— START Data listing —
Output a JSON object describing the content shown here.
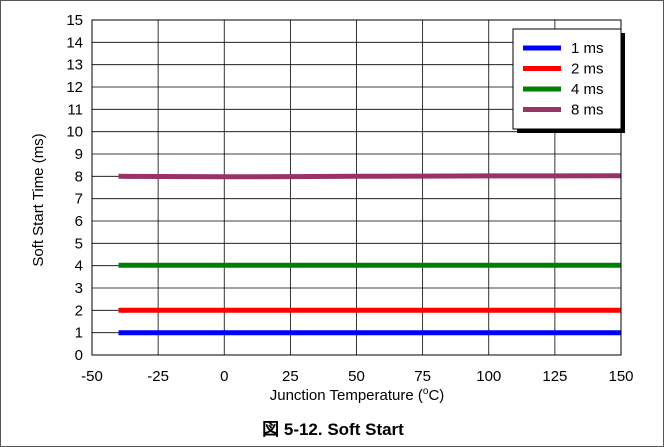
{
  "caption": "図 5-12. Soft Start",
  "chart_data": {
    "type": "line",
    "title": "",
    "xlabel": "Junction Temperature (°C)",
    "xlabel_parts": {
      "before": "Junction Temperature (",
      "sup": "o",
      "after": "C)"
    },
    "ylabel": "Soft Start Time (ms)",
    "xlim": [
      -50,
      150
    ],
    "ylim": [
      0,
      15
    ],
    "xticks": [
      -50,
      -25,
      0,
      25,
      50,
      75,
      100,
      125,
      150
    ],
    "yticks": [
      0,
      1,
      2,
      3,
      4,
      5,
      6,
      7,
      8,
      9,
      10,
      11,
      12,
      13,
      14,
      15
    ],
    "grid": true,
    "legend_position": "top-right",
    "series": [
      {
        "name": "1 ms",
        "color": "#0000ff",
        "x": [
          -40,
          0,
          25,
          50,
          75,
          100,
          125,
          150
        ],
        "y": [
          1.0,
          1.0,
          1.0,
          1.0,
          1.0,
          1.0,
          1.0,
          1.0
        ]
      },
      {
        "name": "2 ms",
        "color": "#ff0000",
        "x": [
          -40,
          0,
          25,
          50,
          75,
          100,
          125,
          150
        ],
        "y": [
          2.0,
          2.0,
          2.0,
          2.0,
          2.0,
          2.0,
          2.0,
          2.0
        ]
      },
      {
        "name": "4 ms",
        "color": "#008000",
        "x": [
          -40,
          0,
          25,
          50,
          75,
          100,
          125,
          150
        ],
        "y": [
          4.02,
          4.02,
          4.02,
          4.02,
          4.02,
          4.02,
          4.02,
          4.02
        ]
      },
      {
        "name": "8 ms",
        "color": "#993366",
        "x": [
          -40,
          0,
          25,
          50,
          75,
          100,
          125,
          150
        ],
        "y": [
          8.0,
          7.98,
          7.99,
          8.0,
          8.01,
          8.02,
          8.02,
          8.03
        ]
      }
    ]
  }
}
— END Data listing —
(What is asked) All of the records need repeating exactly, except for the pictures.

(Full answer)
Output a JSON object describing the content shown here.
{
  "caption": "図 5-12. Soft Start",
  "chart_data": {
    "type": "line",
    "title": "",
    "xlabel": "Junction Temperature (°C)",
    "xlabel_parts": {
      "before": "Junction Temperature (",
      "sup": "o",
      "after": "C)"
    },
    "ylabel": "Soft Start Time (ms)",
    "xlim": [
      -50,
      150
    ],
    "ylim": [
      0,
      15
    ],
    "xticks": [
      -50,
      -25,
      0,
      25,
      50,
      75,
      100,
      125,
      150
    ],
    "yticks": [
      0,
      1,
      2,
      3,
      4,
      5,
      6,
      7,
      8,
      9,
      10,
      11,
      12,
      13,
      14,
      15
    ],
    "grid": true,
    "legend_position": "top-right",
    "series": [
      {
        "name": "1 ms",
        "color": "#0000ff",
        "x": [
          -40,
          0,
          25,
          50,
          75,
          100,
          125,
          150
        ],
        "y": [
          1.0,
          1.0,
          1.0,
          1.0,
          1.0,
          1.0,
          1.0,
          1.0
        ]
      },
      {
        "name": "2 ms",
        "color": "#ff0000",
        "x": [
          -40,
          0,
          25,
          50,
          75,
          100,
          125,
          150
        ],
        "y": [
          2.0,
          2.0,
          2.0,
          2.0,
          2.0,
          2.0,
          2.0,
          2.0
        ]
      },
      {
        "name": "4 ms",
        "color": "#008000",
        "x": [
          -40,
          0,
          25,
          50,
          75,
          100,
          125,
          150
        ],
        "y": [
          4.02,
          4.02,
          4.02,
          4.02,
          4.02,
          4.02,
          4.02,
          4.02
        ]
      },
      {
        "name": "8 ms",
        "color": "#993366",
        "x": [
          -40,
          0,
          25,
          50,
          75,
          100,
          125,
          150
        ],
        "y": [
          8.0,
          7.98,
          7.99,
          8.0,
          8.01,
          8.02,
          8.02,
          8.03
        ]
      }
    ]
  }
}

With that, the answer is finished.